- EXERCISE DESCRIPTION: Report back each line of the records that contains the string "area".
= = =
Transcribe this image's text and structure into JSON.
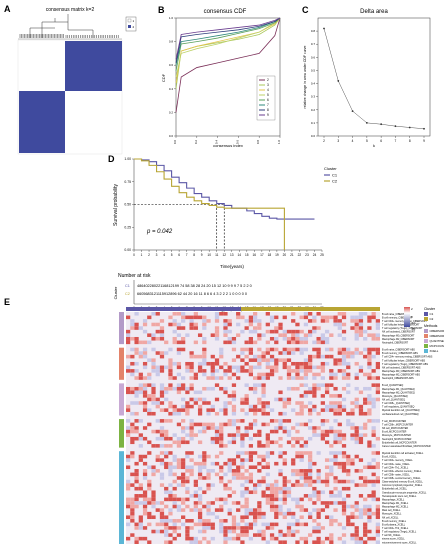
{
  "panels": {
    "A": {
      "letter": "A",
      "title": "consensus matrix k=2",
      "legend": [
        "1",
        "2"
      ]
    },
    "B": {
      "letter": "B",
      "title": "consensus CDF",
      "xlabel": "consensus index",
      "ylabel": "CDF",
      "xticks": [
        "0.0",
        "0.2",
        "0.4",
        "0.6",
        "0.8",
        "1.0"
      ],
      "yticks": [
        "0.0",
        "0.2",
        "0.4",
        "0.6",
        "0.8",
        "1.0"
      ],
      "legend": [
        "2",
        "3",
        "4",
        "5",
        "6",
        "7",
        "8",
        "9"
      ]
    },
    "C": {
      "letter": "C",
      "title": "Delta area",
      "xlabel": "k",
      "ylabel": "relative change in area under CDF curve"
    },
    "D": {
      "letter": "D",
      "ylabel": "Survival probability",
      "xlabel": "Time(years)",
      "pvalue": "p = 0.042",
      "legend_title": "Cluster",
      "legend": [
        "C1",
        "C2"
      ],
      "yticks": [
        "0.00",
        "0.25",
        "0.50",
        "0.75",
        "1.00"
      ],
      "risk_title": "Number at risk",
      "risk_ylabel": "Cluster",
      "risk_rows": [
        {
          "label": "C1",
          "text": "48640228022116812199 74 58 38 28 24 20 15 12 10 9 9 9 7 5 2 2 0"
        },
        {
          "label": "C2",
          "text": "6605683121115912896 62 44 20 16 11 8 6 6 4 3 2 2 2 1 0 0 0 0 0"
        }
      ]
    },
    "E": {
      "letter": "E",
      "legend": {
        "cluster_title": "Cluster",
        "clusters": [
          "C1",
          "C2"
        ],
        "methods_title": "Methods",
        "methods": [
          "CIBERSORT",
          "CIBERSORT-ABS",
          "QUANTISEQ",
          "MCPCOUNTER",
          "XCELL"
        ],
        "scale": [
          "2",
          "0",
          "-10",
          "-20"
        ]
      },
      "groups": [
        {
          "method": "CIBERSORT",
          "rows": [
            "B cell naive_CIBERSORT",
            "B cell memory_CIBERSORT",
            "T cell CD4+ memory resting_CIBERSORT",
            "T cell follicular helper_CIBERSORT",
            "T cell regulatory (Tregs)_CIBERSORT",
            "NK cell activated_CIBERSORT",
            "Macrophage M0_CIBERSORT",
            "Macrophage M2_CIBERSORT",
            "Neutrophil_CIBERSORT"
          ]
        },
        {
          "method": "CIBERSORT-ABS",
          "rows": [
            "B cell naive_CIBERSORT-ABS",
            "B cell memory_CIBERSORT-ABS",
            "T cell CD4+ memory resting_CIBERSORT-ABS",
            "T cell follicular helper_CIBERSORT-ABS",
            "T cell regulatory (Tregs)_CIBERSORT-ABS",
            "NK cell activated_CIBERSORT-ABS",
            "Macrophage M0_CIBERSORT-ABS",
            "Macrophage M2_CIBERSORT-ABS",
            "Neutrophil_CIBERSORT-ABS"
          ]
        },
        {
          "method": "QUANTISEQ",
          "rows": [
            "B cell_QUANTISEQ",
            "Macrophage M1_QUANTISEQ",
            "Macrophage M2_QUANTISEQ",
            "Monocyte_QUANTISEQ",
            "NK cell_QUANTISEQ",
            "T cell CD8+_QUANTISEQ",
            "T cell regulatory_QUANTISEQ",
            "Myeloid dendritic cell_QUANTISEQ",
            "uncharacterized cell_QUANTISEQ"
          ]
        },
        {
          "method": "MCPCOUNTER",
          "rows": [
            "T cell_MCPCOUNTER",
            "T cell CD8+_MCPCOUNTER",
            "NK cell_MCPCOUNTER",
            "B cell_MCPCOUNTER",
            "Monocyte_MCPCOUNTER",
            "Neutrophil_MCPCOUNTER",
            "Endothelial cell_MCPCOUNTER",
            "Cancer associated fibroblast_MCPCOUNTER"
          ]
        },
        {
          "method": "XCELL",
          "rows": [
            "Myeloid dendritic cell activated_XCELL",
            "B cell_XCELL",
            "T cell CD4+ memory_XCELL",
            "T cell CD4+ naive_XCELL",
            "T cell CD4+ Th1_XCELL",
            "T cell CD4+ effector memory_XCELL",
            "T cell CD8+ naive_XCELL",
            "T cell CD8+ central memory_XCELL",
            "Class-switched memory B cell_XCELL",
            "Common lymphoid progenitor_XCELL",
            "Endothelial cell_XCELL",
            "Granulocyte-monocyte progenitor_XCELL",
            "Hematopoietic stem cell_XCELL",
            "Macrophage_XCELL",
            "Macrophage M1_XCELL",
            "Macrophage M2_XCELL",
            "Mast cell_XCELL",
            "Monocyte_XCELL",
            "NK cell_XCELL",
            "B cell memory_XCELL",
            "B cell plasma_XCELL",
            "T cell CD4+ Th2_XCELL",
            "T cell regulatory (Tregs)_XCELL",
            "T cell NK_XCELL",
            "stroma score_XCELL",
            "microenvironment score_XCELL"
          ]
        }
      ]
    }
  },
  "colors": {
    "c1": "#5b57a6",
    "c2": "#b8a534",
    "consensus_blue": "#3f4a9e",
    "cibersort": "#b39ac8",
    "cibersort_abs": "#e3836a",
    "quantiseq": "#c8a9d4",
    "mcpcounter": "#7cb342",
    "xcell": "#5bb6d6",
    "cdf": [
      "#7a2e57",
      "#a9c75a",
      "#e3c44b",
      "#bdd26a",
      "#5aa05a",
      "#2f8a7c",
      "#2c3e7a",
      "#6a3d8f"
    ]
  },
  "chart_data": [
    {
      "type": "heatmap",
      "title": "consensus matrix k=2",
      "categories": [
        "1",
        "2"
      ],
      "values": [
        [
          1,
          0
        ],
        [
          0,
          1
        ]
      ]
    },
    {
      "type": "line",
      "title": "consensus CDF",
      "xlabel": "consensus index",
      "ylabel": "CDF",
      "xlim": [
        0,
        1
      ],
      "ylim": [
        0,
        1
      ],
      "x": [
        0,
        0.05,
        0.2,
        0.4,
        0.6,
        0.8,
        0.95,
        1
      ],
      "series": [
        {
          "name": "2",
          "values": [
            0.2,
            0.5,
            0.58,
            0.62,
            0.66,
            0.7,
            0.85,
            1.0
          ]
        },
        {
          "name": "3",
          "values": [
            0.4,
            0.72,
            0.76,
            0.79,
            0.82,
            0.86,
            0.94,
            1.0
          ]
        },
        {
          "name": "4",
          "values": [
            0.45,
            0.72,
            0.76,
            0.8,
            0.84,
            0.88,
            0.95,
            1.0
          ]
        },
        {
          "name": "5",
          "values": [
            0.5,
            0.7,
            0.74,
            0.78,
            0.83,
            0.88,
            0.96,
            1.0
          ]
        },
        {
          "name": "6",
          "values": [
            0.55,
            0.78,
            0.8,
            0.83,
            0.87,
            0.91,
            0.96,
            1.0
          ]
        },
        {
          "name": "7",
          "values": [
            0.6,
            0.8,
            0.82,
            0.85,
            0.88,
            0.92,
            0.97,
            1.0
          ]
        },
        {
          "name": "8",
          "values": [
            0.62,
            0.84,
            0.86,
            0.88,
            0.9,
            0.93,
            0.97,
            1.0
          ]
        },
        {
          "name": "9",
          "values": [
            0.65,
            0.86,
            0.88,
            0.9,
            0.92,
            0.94,
            0.98,
            1.0
          ]
        }
      ]
    },
    {
      "type": "line",
      "title": "Delta area",
      "xlabel": "k",
      "ylabel": "relative change in area under CDF curve",
      "x": [
        2,
        3,
        4,
        5,
        6,
        7,
        8,
        9
      ],
      "xlim": [
        2,
        9
      ],
      "ylim": [
        0,
        0.9
      ],
      "yticks": [
        0.0,
        0.1,
        0.2,
        0.3,
        0.4,
        0.5,
        0.6,
        0.7,
        0.8
      ],
      "series": [
        {
          "values": [
            0.82,
            0.42,
            0.19,
            0.1,
            0.09,
            0.075,
            0.065,
            0.055
          ]
        }
      ]
    },
    {
      "type": "line",
      "xlabel": "Time(years)",
      "ylabel": "Survival probability",
      "xlim": [
        0,
        25
      ],
      "ylim": [
        0,
        1
      ],
      "xticks": [
        0,
        1,
        2,
        3,
        4,
        5,
        6,
        7,
        8,
        9,
        10,
        11,
        12,
        13,
        14,
        15,
        16,
        17,
        18,
        19,
        20,
        21,
        22,
        23,
        24,
        25
      ],
      "series": [
        {
          "name": "C1",
          "x": [
            0,
            1,
            2,
            3,
            4,
            5,
            6,
            7,
            8,
            9,
            10,
            11,
            12,
            13,
            15,
            16,
            17,
            18,
            19,
            20,
            21,
            22,
            23,
            24
          ],
          "values": [
            1.0,
            0.99,
            0.97,
            0.93,
            0.87,
            0.8,
            0.74,
            0.68,
            0.62,
            0.58,
            0.54,
            0.51,
            0.49,
            0.46,
            0.43,
            0.4,
            0.37,
            0.35,
            0.34,
            0.34,
            0.34,
            0.34,
            0.34,
            0.34
          ]
        },
        {
          "name": "C2",
          "x": [
            0,
            1,
            2,
            3,
            4,
            5,
            6,
            7,
            8,
            9,
            10,
            11,
            12,
            13,
            15,
            16,
            17,
            18,
            19,
            20
          ],
          "values": [
            1.0,
            0.98,
            0.93,
            0.86,
            0.78,
            0.7,
            0.63,
            0.58,
            0.54,
            0.51,
            0.49,
            0.47,
            0.46,
            0.46,
            0.46,
            0.46,
            0.46,
            0.46,
            0.46,
            0.0
          ]
        }
      ],
      "annotations": [
        "p = 0.042"
      ]
    }
  ]
}
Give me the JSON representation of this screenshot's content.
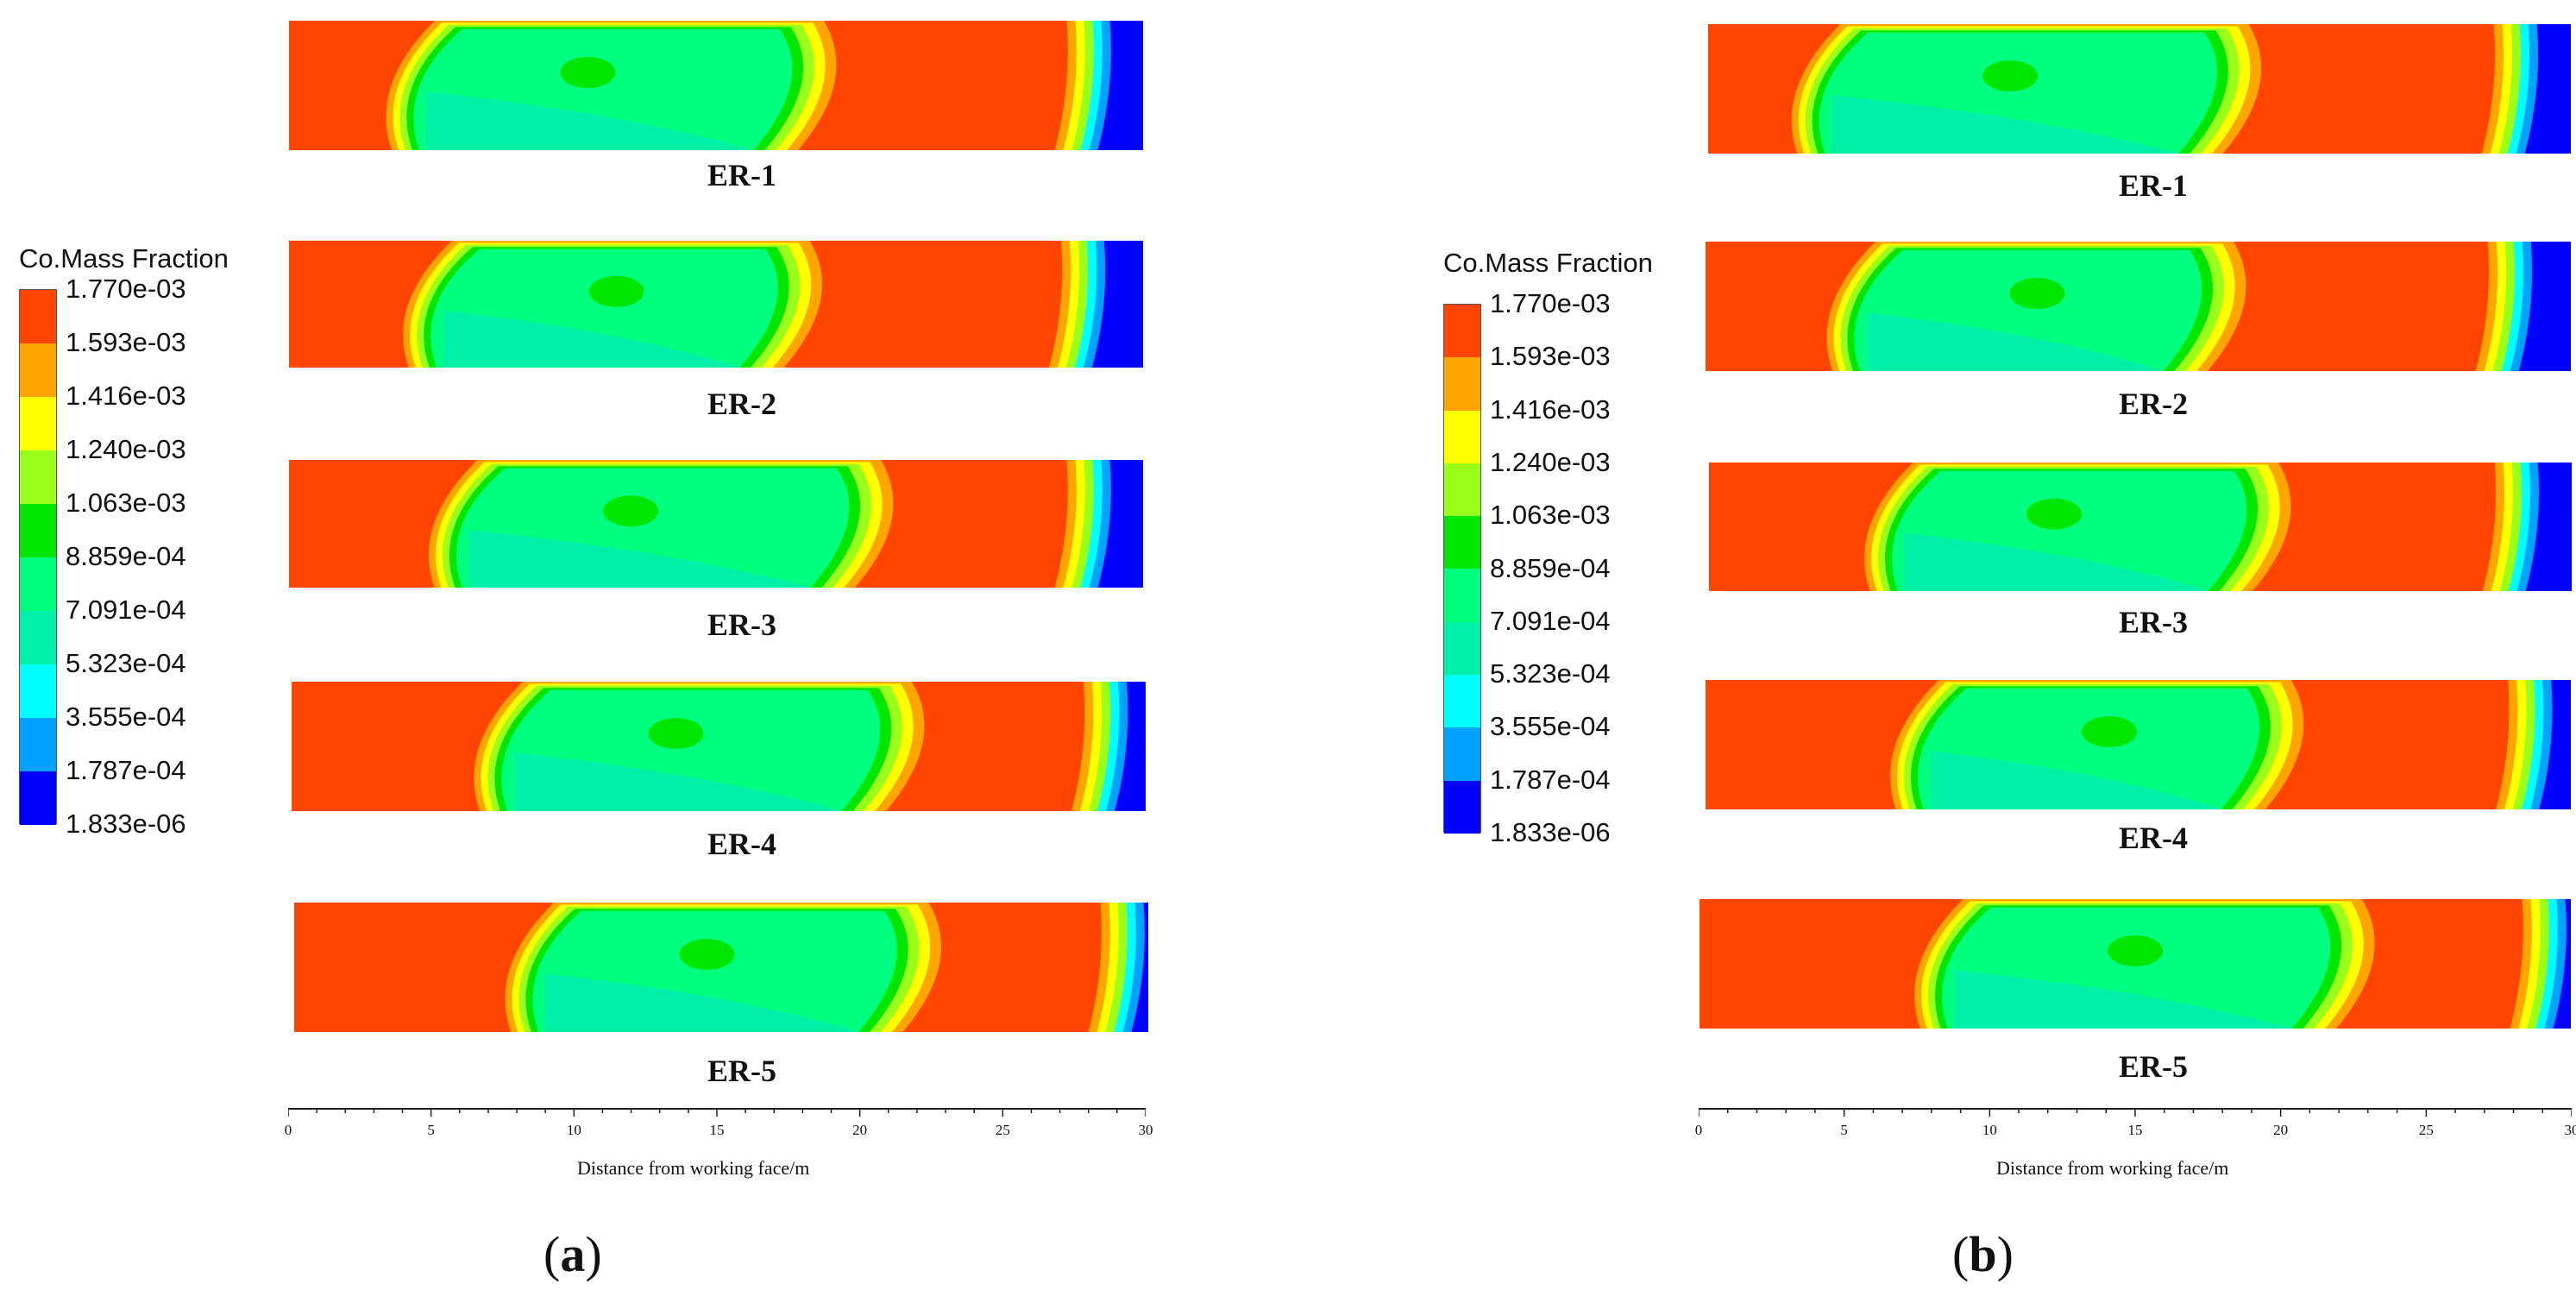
{
  "colors": {
    "scale": [
      "#ff4500",
      "#ffa500",
      "#ffff00",
      "#9aff1a",
      "#00e600",
      "#00ff7f",
      "#00f0a8",
      "#00ffff",
      "#00a2ff",
      "#0000ff"
    ]
  },
  "legend": {
    "title": "Co.Mass Fraction",
    "labels": [
      "1.770e-03",
      "1.593e-03",
      "1.416e-03",
      "1.240e-03",
      "1.063e-03",
      "8.859e-04",
      "7.091e-04",
      "5.323e-04",
      "3.555e-04",
      "1.787e-04",
      "1.833e-06"
    ]
  },
  "axis": {
    "title": "Distance from working face/m",
    "ticks": [
      "0",
      "5",
      "10",
      "15",
      "20",
      "25",
      "30"
    ]
  },
  "panels": [
    {
      "caption_open": "(",
      "caption_letter": "a",
      "caption_close": ")",
      "plots": [
        {
          "label": "ER-1",
          "cloud_start_m": 3.0,
          "front_m": 20.0,
          "outlet_m": 27.5,
          "core_m": 10.5
        },
        {
          "label": "ER-2",
          "cloud_start_m": 3.6,
          "front_m": 19.5,
          "outlet_m": 27.3,
          "core_m": 11.5
        },
        {
          "label": "ER-3",
          "cloud_start_m": 4.5,
          "front_m": 22.0,
          "outlet_m": 27.5,
          "core_m": 12.0
        },
        {
          "label": "ER-4",
          "cloud_start_m": 6.0,
          "front_m": 23.0,
          "outlet_m": 28.0,
          "core_m": 13.5
        },
        {
          "label": "ER-5",
          "cloud_start_m": 7.0,
          "front_m": 23.5,
          "outlet_m": 28.5,
          "core_m": 14.5
        }
      ]
    },
    {
      "caption_open": "(",
      "caption_letter": "b",
      "caption_close": ")",
      "plots": [
        {
          "label": "ER-1",
          "cloud_start_m": 2.5,
          "front_m": 20.0,
          "outlet_m": 27.5,
          "core_m": 10.5
        },
        {
          "label": "ER-2",
          "cloud_start_m": 3.8,
          "front_m": 19.5,
          "outlet_m": 27.3,
          "core_m": 11.5
        },
        {
          "label": "ER-3",
          "cloud_start_m": 5.0,
          "front_m": 21.0,
          "outlet_m": 27.5,
          "core_m": 12.0
        },
        {
          "label": "ER-4",
          "cloud_start_m": 6.0,
          "front_m": 21.5,
          "outlet_m": 28.0,
          "core_m": 14.0
        },
        {
          "label": "ER-5",
          "cloud_start_m": 7.0,
          "front_m": 24.0,
          "outlet_m": 28.5,
          "core_m": 15.0
        }
      ]
    }
  ]
}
= = =
- FINISHED TASK:
      "title": "Delta area",
      "ylabel": "relative change in area under CDF curve"
      "title": "Delta area",
      "ylabel": "relative change in area under CDF curve",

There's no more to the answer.